WHAT IS ASKED -
The listing below should be printed exactly, every line of it. Skip the pictures.

INFORMATION GIVEN -
>>>>
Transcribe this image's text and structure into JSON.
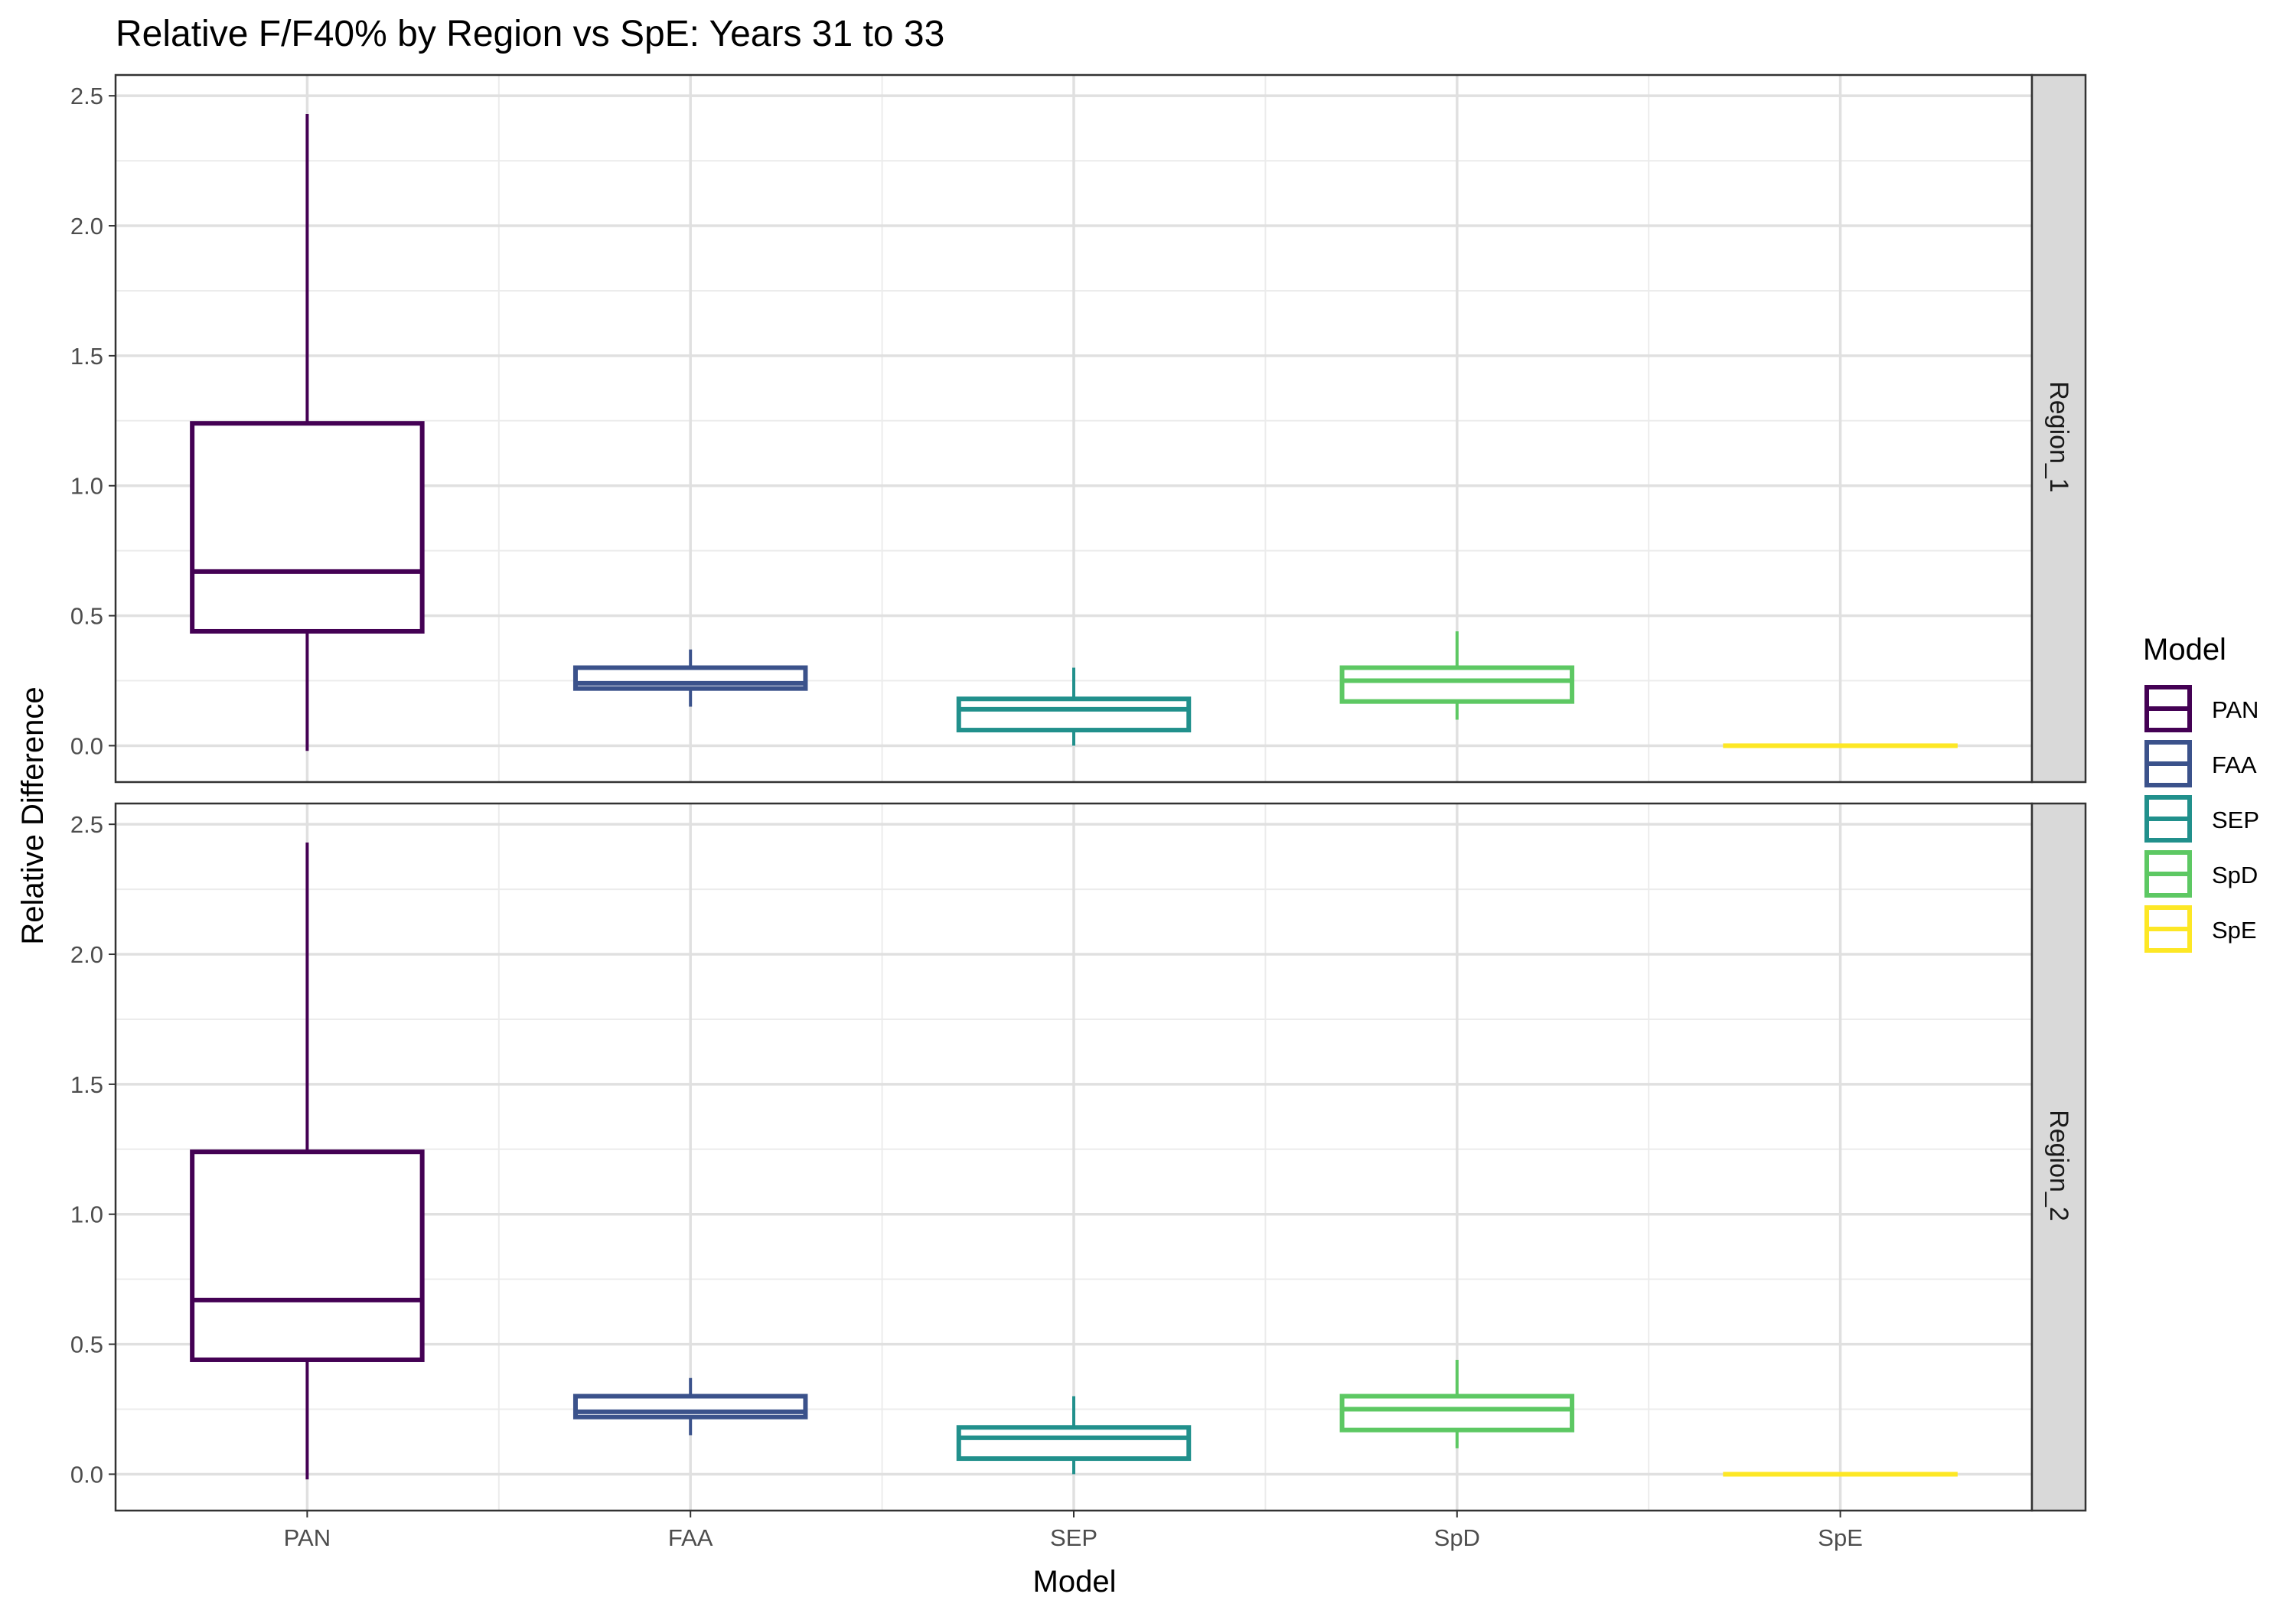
{
  "chart_data": {
    "type": "boxplot",
    "title": "Relative F/F40% by Region vs SpE: Years 31 to 33",
    "xlabel": "Model",
    "ylabel": "Relative Difference",
    "categories": [
      "PAN",
      "FAA",
      "SEP",
      "SpD",
      "SpE"
    ],
    "ylim": [
      -0.14,
      2.58
    ],
    "yticks": [
      "0.0",
      "0.5",
      "1.0",
      "1.5",
      "2.0",
      "2.5"
    ],
    "ytick_values": [
      0,
      0.5,
      1.0,
      1.5,
      2.0,
      2.5
    ],
    "grid": true,
    "legend": {
      "title": "Model",
      "position": "right",
      "entries": [
        "PAN",
        "FAA",
        "SEP",
        "SpD",
        "SpE"
      ]
    },
    "colors": {
      "PAN": "#440154",
      "FAA": "#3b528b",
      "SEP": "#21908c",
      "SpD": "#5dc863",
      "SpE": "#fde725"
    },
    "panels": [
      {
        "name": "Region_1",
        "boxes": [
          {
            "category": "PAN",
            "min": -0.02,
            "q1": 0.44,
            "median": 0.67,
            "q3": 1.24,
            "max": 2.43
          },
          {
            "category": "FAA",
            "min": 0.15,
            "q1": 0.22,
            "median": 0.24,
            "q3": 0.3,
            "max": 0.37
          },
          {
            "category": "SEP",
            "min": 0.0,
            "q1": 0.06,
            "median": 0.14,
            "q3": 0.18,
            "max": 0.3
          },
          {
            "category": "SpD",
            "min": 0.1,
            "q1": 0.17,
            "median": 0.25,
            "q3": 0.3,
            "max": 0.44
          },
          {
            "category": "SpE",
            "min": 0.0,
            "q1": 0.0,
            "median": 0.0,
            "q3": 0.0,
            "max": 0.0
          }
        ]
      },
      {
        "name": "Region_2",
        "boxes": [
          {
            "category": "PAN",
            "min": -0.02,
            "q1": 0.44,
            "median": 0.67,
            "q3": 1.24,
            "max": 2.43
          },
          {
            "category": "FAA",
            "min": 0.15,
            "q1": 0.22,
            "median": 0.24,
            "q3": 0.3,
            "max": 0.37
          },
          {
            "category": "SEP",
            "min": 0.0,
            "q1": 0.06,
            "median": 0.14,
            "q3": 0.18,
            "max": 0.3
          },
          {
            "category": "SpD",
            "min": 0.1,
            "q1": 0.17,
            "median": 0.25,
            "q3": 0.3,
            "max": 0.44
          },
          {
            "category": "SpE",
            "min": 0.0,
            "q1": 0.0,
            "median": 0.0,
            "q3": 0.0,
            "max": 0.0
          }
        ]
      }
    ]
  }
}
<<<<
TASK RESPONSE -
Transcribe this image's text and structure into JSON.
{
  "chart_data": {
    "type": "boxplot",
    "title": "Relative F/F40% by Region vs SpE: Years 31 to 33",
    "xlabel": "Model",
    "ylabel": "Relative Difference",
    "categories": [
      "PAN",
      "FAA",
      "SEP",
      "SpD",
      "SpE"
    ],
    "ylim": [
      -0.14,
      2.58
    ],
    "yticks": [
      "0.0",
      "0.5",
      "1.0",
      "1.5",
      "2.0",
      "2.5"
    ],
    "ytick_values": [
      0,
      0.5,
      1.0,
      1.5,
      2.0,
      2.5
    ],
    "grid": true,
    "legend": {
      "title": "Model",
      "position": "right",
      "entries": [
        "PAN",
        "FAA",
        "SEP",
        "SpD",
        "SpE"
      ]
    },
    "colors": {
      "PAN": "#440154",
      "FAA": "#3b528b",
      "SEP": "#21908c",
      "SpD": "#5dc863",
      "SpE": "#fde725"
    },
    "panels": [
      {
        "name": "Region_1",
        "boxes": [
          {
            "category": "PAN",
            "min": -0.02,
            "q1": 0.44,
            "median": 0.67,
            "q3": 1.24,
            "max": 2.43
          },
          {
            "category": "FAA",
            "min": 0.15,
            "q1": 0.22,
            "median": 0.24,
            "q3": 0.3,
            "max": 0.37
          },
          {
            "category": "SEP",
            "min": 0.0,
            "q1": 0.06,
            "median": 0.14,
            "q3": 0.18,
            "max": 0.3
          },
          {
            "category": "SpD",
            "min": 0.1,
            "q1": 0.17,
            "median": 0.25,
            "q3": 0.3,
            "max": 0.44
          },
          {
            "category": "SpE",
            "min": 0.0,
            "q1": 0.0,
            "median": 0.0,
            "q3": 0.0,
            "max": 0.0
          }
        ]
      },
      {
        "name": "Region_2",
        "boxes": [
          {
            "category": "PAN",
            "min": -0.02,
            "q1": 0.44,
            "median": 0.67,
            "q3": 1.24,
            "max": 2.43
          },
          {
            "category": "FAA",
            "min": 0.15,
            "q1": 0.22,
            "median": 0.24,
            "q3": 0.3,
            "max": 0.37
          },
          {
            "category": "SEP",
            "min": 0.0,
            "q1": 0.06,
            "median": 0.14,
            "q3": 0.18,
            "max": 0.3
          },
          {
            "category": "SpD",
            "min": 0.1,
            "q1": 0.17,
            "median": 0.25,
            "q3": 0.3,
            "max": 0.44
          },
          {
            "category": "SpE",
            "min": 0.0,
            "q1": 0.0,
            "median": 0.0,
            "q3": 0.0,
            "max": 0.0
          }
        ]
      }
    ]
  }
}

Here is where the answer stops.